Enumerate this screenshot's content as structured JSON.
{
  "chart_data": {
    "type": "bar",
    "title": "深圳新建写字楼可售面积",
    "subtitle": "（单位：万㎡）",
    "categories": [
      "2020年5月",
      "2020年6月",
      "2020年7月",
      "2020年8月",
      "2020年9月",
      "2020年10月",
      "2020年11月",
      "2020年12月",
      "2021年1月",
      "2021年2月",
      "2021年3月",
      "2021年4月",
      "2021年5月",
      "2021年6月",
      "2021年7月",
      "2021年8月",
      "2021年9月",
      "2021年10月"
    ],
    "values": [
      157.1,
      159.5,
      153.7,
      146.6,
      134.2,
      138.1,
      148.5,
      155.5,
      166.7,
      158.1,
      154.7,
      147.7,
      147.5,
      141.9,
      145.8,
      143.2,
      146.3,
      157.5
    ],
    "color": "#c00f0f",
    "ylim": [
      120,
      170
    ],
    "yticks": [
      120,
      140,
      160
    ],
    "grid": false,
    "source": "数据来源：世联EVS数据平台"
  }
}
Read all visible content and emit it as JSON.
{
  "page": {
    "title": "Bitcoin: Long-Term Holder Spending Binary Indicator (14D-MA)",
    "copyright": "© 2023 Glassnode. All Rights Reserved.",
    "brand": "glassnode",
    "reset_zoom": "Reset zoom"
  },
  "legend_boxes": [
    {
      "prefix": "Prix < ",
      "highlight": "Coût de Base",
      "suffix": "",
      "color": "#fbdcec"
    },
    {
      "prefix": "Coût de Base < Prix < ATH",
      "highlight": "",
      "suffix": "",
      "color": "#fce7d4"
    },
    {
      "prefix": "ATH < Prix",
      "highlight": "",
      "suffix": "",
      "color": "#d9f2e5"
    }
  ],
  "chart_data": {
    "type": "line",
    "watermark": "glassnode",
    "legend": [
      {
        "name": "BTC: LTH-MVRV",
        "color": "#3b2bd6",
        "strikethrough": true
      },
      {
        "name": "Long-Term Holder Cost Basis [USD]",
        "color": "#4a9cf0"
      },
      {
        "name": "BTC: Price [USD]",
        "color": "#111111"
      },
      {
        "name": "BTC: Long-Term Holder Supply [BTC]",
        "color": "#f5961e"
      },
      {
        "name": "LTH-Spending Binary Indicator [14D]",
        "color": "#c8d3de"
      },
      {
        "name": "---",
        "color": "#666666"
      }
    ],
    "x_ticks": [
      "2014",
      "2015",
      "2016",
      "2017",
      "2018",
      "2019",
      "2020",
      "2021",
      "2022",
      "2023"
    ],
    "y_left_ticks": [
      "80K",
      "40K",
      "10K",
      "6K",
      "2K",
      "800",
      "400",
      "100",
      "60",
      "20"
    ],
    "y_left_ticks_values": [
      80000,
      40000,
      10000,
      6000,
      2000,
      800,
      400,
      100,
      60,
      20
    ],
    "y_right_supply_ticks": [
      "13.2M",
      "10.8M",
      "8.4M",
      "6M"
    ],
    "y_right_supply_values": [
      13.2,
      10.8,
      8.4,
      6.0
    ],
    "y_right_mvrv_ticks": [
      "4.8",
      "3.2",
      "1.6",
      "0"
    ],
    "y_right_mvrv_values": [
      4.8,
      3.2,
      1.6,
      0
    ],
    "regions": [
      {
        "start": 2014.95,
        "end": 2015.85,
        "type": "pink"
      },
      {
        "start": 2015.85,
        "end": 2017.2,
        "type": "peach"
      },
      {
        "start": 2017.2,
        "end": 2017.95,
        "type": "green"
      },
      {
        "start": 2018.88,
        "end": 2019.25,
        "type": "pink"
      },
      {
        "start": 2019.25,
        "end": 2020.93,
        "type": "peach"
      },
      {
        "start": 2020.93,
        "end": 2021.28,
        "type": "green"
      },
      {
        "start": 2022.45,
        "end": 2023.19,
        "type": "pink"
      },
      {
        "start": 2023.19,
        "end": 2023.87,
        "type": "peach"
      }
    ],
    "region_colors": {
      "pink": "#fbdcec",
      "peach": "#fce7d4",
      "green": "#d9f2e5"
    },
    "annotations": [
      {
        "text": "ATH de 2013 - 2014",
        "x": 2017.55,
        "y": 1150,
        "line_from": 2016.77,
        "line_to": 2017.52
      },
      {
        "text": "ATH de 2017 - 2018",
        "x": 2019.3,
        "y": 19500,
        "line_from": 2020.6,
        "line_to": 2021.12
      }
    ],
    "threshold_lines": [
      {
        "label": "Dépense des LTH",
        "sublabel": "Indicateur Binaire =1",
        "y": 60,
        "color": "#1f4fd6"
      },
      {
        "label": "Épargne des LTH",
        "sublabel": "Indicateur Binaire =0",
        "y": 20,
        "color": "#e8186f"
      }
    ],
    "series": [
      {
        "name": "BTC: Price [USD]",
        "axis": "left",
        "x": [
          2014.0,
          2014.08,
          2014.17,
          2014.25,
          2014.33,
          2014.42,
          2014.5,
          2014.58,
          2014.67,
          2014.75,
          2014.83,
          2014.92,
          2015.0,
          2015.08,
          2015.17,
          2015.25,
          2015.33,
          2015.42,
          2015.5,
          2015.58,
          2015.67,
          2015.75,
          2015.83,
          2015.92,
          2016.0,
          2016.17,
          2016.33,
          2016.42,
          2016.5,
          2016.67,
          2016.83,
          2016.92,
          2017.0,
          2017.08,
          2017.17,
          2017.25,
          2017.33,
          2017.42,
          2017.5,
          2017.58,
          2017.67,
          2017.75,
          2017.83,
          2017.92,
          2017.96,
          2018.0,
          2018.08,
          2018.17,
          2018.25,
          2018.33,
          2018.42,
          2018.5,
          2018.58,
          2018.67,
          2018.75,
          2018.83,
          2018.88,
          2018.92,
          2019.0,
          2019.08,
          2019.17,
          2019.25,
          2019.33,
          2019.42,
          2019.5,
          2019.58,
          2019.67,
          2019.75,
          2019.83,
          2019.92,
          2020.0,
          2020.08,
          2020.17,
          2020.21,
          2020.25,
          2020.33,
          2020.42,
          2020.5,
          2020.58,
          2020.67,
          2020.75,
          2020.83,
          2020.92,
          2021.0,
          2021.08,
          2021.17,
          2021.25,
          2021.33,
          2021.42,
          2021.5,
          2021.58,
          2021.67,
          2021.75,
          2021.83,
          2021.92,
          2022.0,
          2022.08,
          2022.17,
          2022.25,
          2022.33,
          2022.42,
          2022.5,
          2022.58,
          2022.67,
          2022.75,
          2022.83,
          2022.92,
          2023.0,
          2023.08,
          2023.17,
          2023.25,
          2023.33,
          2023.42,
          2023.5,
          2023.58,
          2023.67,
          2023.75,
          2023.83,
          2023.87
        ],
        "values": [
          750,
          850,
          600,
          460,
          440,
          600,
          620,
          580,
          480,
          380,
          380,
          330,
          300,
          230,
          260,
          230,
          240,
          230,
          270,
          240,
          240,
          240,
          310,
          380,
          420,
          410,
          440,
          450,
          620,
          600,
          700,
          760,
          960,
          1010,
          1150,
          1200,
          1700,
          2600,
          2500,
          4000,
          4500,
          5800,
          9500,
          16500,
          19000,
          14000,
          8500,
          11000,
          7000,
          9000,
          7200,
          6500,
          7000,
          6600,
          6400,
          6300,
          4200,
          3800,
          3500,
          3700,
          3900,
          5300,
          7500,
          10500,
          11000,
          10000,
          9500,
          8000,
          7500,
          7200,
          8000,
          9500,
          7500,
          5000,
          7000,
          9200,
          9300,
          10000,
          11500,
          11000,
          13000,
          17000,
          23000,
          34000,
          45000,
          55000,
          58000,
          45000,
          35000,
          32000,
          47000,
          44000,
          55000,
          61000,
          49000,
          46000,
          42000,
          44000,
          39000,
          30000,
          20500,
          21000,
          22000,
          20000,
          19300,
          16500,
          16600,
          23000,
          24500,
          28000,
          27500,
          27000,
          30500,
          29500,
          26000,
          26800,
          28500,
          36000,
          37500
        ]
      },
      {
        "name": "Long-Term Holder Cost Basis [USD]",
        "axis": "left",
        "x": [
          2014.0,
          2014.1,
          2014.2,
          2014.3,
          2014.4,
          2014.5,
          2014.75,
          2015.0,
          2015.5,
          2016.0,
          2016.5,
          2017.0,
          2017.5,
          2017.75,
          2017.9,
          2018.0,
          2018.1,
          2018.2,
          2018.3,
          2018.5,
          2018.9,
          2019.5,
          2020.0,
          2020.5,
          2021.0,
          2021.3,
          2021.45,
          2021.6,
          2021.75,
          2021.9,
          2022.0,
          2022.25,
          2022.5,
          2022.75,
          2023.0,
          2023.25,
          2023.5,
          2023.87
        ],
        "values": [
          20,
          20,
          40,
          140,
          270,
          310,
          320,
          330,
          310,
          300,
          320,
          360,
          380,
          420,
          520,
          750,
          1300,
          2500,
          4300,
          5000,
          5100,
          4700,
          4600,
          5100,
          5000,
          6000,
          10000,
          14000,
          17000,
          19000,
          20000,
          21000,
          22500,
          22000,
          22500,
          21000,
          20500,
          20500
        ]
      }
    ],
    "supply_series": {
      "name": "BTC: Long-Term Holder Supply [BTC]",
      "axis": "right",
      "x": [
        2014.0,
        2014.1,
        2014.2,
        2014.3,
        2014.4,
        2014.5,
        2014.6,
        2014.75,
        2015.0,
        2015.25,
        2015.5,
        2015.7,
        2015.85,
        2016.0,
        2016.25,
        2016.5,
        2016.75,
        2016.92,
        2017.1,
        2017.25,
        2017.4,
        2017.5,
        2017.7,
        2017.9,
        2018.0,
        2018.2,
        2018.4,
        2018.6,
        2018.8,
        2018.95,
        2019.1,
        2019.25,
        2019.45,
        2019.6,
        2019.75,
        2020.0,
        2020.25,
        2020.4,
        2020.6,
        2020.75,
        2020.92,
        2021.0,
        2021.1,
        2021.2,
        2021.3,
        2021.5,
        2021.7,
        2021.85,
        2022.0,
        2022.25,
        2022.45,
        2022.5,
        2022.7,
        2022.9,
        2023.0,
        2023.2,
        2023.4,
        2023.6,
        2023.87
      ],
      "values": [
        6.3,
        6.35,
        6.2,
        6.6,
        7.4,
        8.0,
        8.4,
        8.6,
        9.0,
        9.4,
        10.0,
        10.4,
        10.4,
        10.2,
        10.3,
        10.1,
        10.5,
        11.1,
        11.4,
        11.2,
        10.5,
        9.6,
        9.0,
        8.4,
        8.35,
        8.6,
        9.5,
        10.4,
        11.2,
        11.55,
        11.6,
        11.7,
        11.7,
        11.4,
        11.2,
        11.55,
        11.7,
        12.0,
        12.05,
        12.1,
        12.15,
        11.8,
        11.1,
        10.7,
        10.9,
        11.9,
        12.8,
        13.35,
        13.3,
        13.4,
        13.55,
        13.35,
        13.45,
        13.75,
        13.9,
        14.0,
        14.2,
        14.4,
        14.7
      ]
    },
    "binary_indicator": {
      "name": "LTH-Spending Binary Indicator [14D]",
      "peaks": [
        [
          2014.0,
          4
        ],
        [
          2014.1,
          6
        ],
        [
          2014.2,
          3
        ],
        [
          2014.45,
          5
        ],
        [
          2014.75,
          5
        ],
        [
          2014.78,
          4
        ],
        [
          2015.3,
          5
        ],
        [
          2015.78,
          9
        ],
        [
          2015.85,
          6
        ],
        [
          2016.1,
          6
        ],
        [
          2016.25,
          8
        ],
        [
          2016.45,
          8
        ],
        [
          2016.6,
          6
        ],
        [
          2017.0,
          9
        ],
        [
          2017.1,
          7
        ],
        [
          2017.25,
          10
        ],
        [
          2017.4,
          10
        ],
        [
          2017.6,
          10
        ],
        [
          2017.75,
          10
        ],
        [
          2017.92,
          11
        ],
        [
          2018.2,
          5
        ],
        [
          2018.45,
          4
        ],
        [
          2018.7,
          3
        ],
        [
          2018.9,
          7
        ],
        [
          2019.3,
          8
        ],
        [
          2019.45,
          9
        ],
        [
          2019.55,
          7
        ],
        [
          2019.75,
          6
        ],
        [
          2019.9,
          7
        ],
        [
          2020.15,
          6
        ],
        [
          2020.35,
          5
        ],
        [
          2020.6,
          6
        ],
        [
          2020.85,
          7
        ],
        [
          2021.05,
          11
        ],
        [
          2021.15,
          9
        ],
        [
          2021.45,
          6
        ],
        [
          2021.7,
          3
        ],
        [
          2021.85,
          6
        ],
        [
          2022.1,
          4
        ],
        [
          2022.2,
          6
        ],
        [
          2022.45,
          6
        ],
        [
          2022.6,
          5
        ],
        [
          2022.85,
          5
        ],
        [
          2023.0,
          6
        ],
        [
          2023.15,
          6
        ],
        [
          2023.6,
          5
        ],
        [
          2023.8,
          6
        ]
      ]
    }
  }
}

▸ Given task
Select every line of the material above holding the word "Prix" and copy it.

▸ Output of the task
      "prefix": "Prix < ",
      "prefix": "Coût de Base < Prix < ATH",
      "prefix": "ATH < Prix",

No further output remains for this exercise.